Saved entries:
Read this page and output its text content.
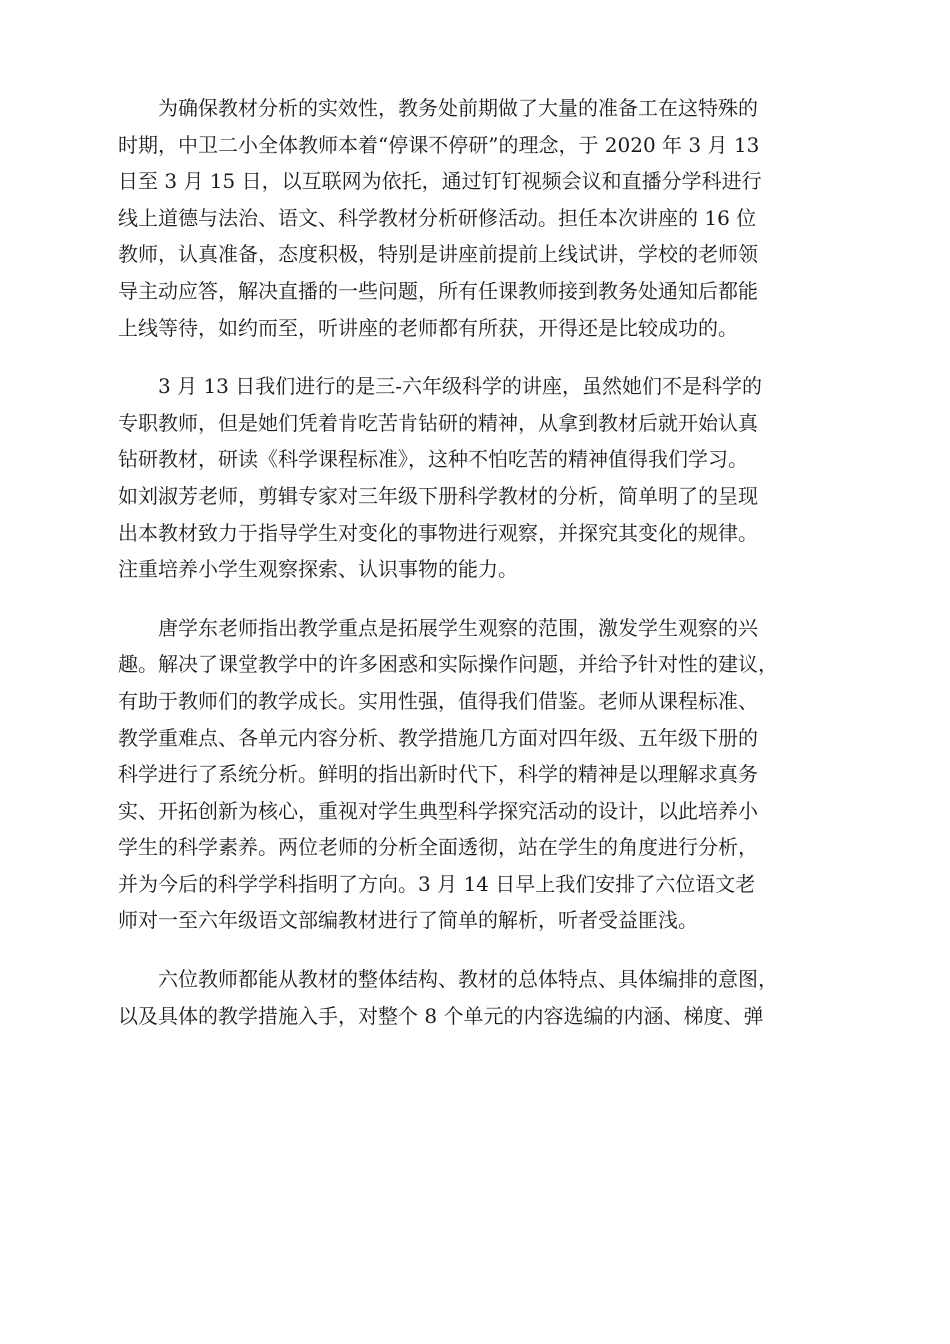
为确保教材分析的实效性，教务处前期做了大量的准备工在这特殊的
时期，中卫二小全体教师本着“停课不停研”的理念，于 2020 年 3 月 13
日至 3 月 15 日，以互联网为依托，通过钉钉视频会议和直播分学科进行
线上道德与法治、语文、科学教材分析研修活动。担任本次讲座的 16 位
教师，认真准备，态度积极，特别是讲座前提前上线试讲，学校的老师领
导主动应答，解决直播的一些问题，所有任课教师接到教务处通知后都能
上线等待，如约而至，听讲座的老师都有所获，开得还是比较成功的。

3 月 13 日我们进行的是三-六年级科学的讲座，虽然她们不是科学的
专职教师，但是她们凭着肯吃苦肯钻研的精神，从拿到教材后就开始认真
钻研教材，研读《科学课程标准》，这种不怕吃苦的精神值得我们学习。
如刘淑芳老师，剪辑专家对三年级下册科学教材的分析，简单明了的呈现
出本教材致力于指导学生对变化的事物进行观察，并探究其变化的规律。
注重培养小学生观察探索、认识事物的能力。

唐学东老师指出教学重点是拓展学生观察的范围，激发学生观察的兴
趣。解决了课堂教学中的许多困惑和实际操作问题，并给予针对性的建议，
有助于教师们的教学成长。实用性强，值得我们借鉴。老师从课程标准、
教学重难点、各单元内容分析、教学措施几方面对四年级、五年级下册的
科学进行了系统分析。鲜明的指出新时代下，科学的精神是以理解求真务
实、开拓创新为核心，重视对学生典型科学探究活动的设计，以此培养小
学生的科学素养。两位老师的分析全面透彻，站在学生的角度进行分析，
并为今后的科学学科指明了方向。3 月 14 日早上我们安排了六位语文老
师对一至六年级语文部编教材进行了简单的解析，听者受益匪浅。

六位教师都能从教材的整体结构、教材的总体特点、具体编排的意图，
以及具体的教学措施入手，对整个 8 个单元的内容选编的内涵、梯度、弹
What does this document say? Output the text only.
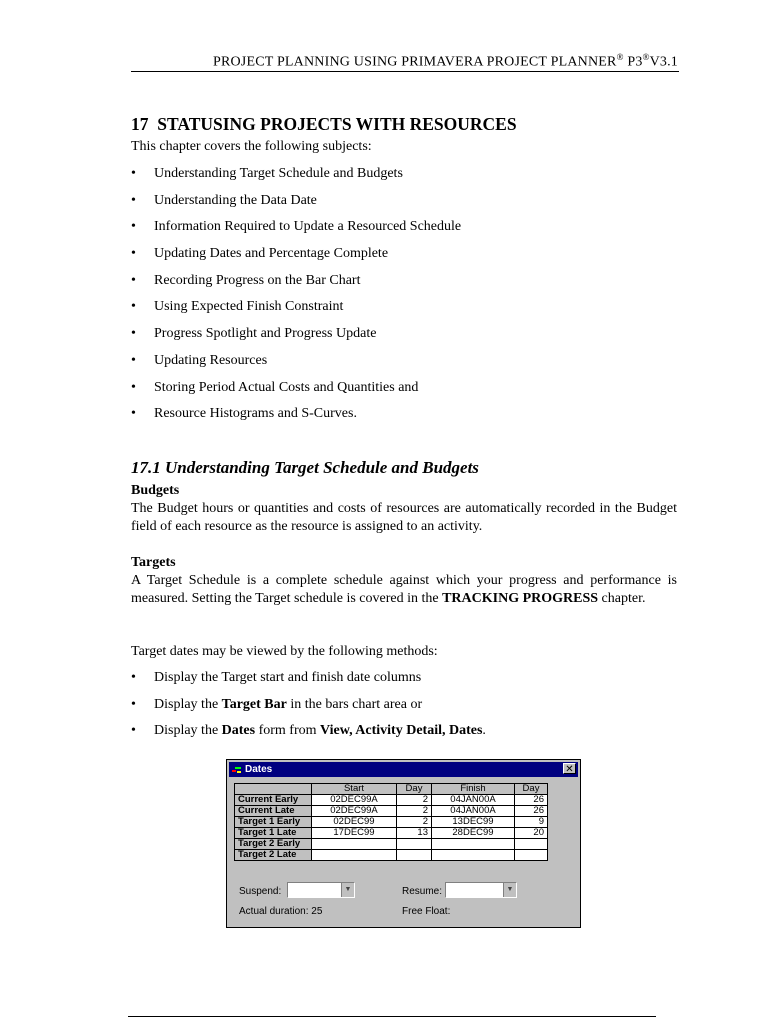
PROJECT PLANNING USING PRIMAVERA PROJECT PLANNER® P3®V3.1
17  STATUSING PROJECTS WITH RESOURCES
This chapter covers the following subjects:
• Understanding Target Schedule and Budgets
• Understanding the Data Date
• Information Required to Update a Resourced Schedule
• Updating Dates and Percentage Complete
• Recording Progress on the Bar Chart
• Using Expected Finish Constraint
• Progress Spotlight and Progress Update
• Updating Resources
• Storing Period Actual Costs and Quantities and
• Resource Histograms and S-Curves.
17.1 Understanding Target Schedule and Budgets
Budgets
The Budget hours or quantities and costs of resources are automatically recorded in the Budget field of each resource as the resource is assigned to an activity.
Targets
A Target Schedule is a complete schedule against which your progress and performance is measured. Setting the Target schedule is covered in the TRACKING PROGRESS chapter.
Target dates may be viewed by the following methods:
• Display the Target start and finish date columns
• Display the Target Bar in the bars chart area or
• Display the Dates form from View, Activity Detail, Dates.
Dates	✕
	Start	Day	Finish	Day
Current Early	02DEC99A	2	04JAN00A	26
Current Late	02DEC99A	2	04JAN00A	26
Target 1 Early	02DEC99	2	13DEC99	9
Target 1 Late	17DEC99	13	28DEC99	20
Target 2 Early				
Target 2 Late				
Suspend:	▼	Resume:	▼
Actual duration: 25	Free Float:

**Exercise task:** Go through the material above and print all of it exactly, except the pictures.

**Task solution:**
Read this page and output its text content.
为确保教材分析的实效性，教务处前期做了大量的准备工在这特殊的
时期，中卫二小全体教师本着“停课不停研”的理念，于 2020 年 3 月 13
日至 3 月 15 日，以互联网为依托，通过钉钉视频会议和直播分学科进行
线上道德与法治、语文、科学教材分析研修活动。担任本次讲座的 16 位
教师，认真准备，态度积极，特别是讲座前提前上线试讲，学校的老师领
导主动应答，解决直播的一些问题，所有任课教师接到教务处通知后都能
上线等待，如约而至，听讲座的老师都有所获，开得还是比较成功的。

3 月 13 日我们进行的是三-六年级科学的讲座，虽然她们不是科学的
专职教师，但是她们凭着肯吃苦肯钻研的精神，从拿到教材后就开始认真
钻研教材，研读《科学课程标准》，这种不怕吃苦的精神值得我们学习。
如刘淑芳老师，剪辑专家对三年级下册科学教材的分析，简单明了的呈现
出本教材致力于指导学生对变化的事物进行观察，并探究其变化的规律。
注重培养小学生观察探索、认识事物的能力。

唐学东老师指出教学重点是拓展学生观察的范围，激发学生观察的兴
趣。解决了课堂教学中的许多困惑和实际操作问题，并给予针对性的建议，
有助于教师们的教学成长。实用性强，值得我们借鉴。老师从课程标准、
教学重难点、各单元内容分析、教学措施几方面对四年级、五年级下册的
科学进行了系统分析。鲜明的指出新时代下，科学的精神是以理解求真务
实、开拓创新为核心，重视对学生典型科学探究活动的设计，以此培养小
学生的科学素养。两位老师的分析全面透彻，站在学生的角度进行分析，
并为今后的科学学科指明了方向。3 月 14 日早上我们安排了六位语文老
师对一至六年级语文部编教材进行了简单的解析，听者受益匪浅。

六位教师都能从教材的整体结构、教材的总体特点、具体编排的意图，
以及具体的教学措施入手，对整个 8 个单元的内容选编的内涵、梯度、弹
What does this document say? Output the text only.
PROJECT PLANNING USING PRIMAVERA PROJECT PLANNER® P3®V3.1
17  STATUSING PROJECTS WITH RESOURCES
This chapter covers the following subjects:
• Understanding Target Schedule and Budgets
• Understanding the Data Date
• Information Required to Update a Resourced Schedule
• Updating Dates and Percentage Complete
• Recording Progress on the Bar Chart
• Using Expected Finish Constraint
• Progress Spotlight and Progress Update
• Updating Resources
• Storing Period Actual Costs and Quantities and
• Resource Histograms and S-Curves.
17.1 Understanding Target Schedule and Budgets
Budgets
The Budget hours or quantities and costs of resources are automatically recorded in the Budget field of each resource as the resource is assigned to an activity.
Targets
A Target Schedule is a complete schedule against which your progress and performance is measured. Setting the Target schedule is covered in the TRACKING PROGRESS chapter.
Target dates may be viewed by the following methods:
• Display the Target start and finish date columns
• Display the Target Bar in the bars chart area or
• Display the Dates form from View, Activity Detail, Dates.
Dates	✕
	Start	Day	Finish	Day
Current Early	02DEC99A	2	04JAN00A	26
Current Late	02DEC99A	2	04JAN00A	26
Target 1 Early	02DEC99	2	13DEC99	9
Target 1 Late	17DEC99	13	28DEC99	20
Target 2 Early				
Target 2 Late				
Suspend:	▼	Resume:	▼
Actual duration: 25	Free Float:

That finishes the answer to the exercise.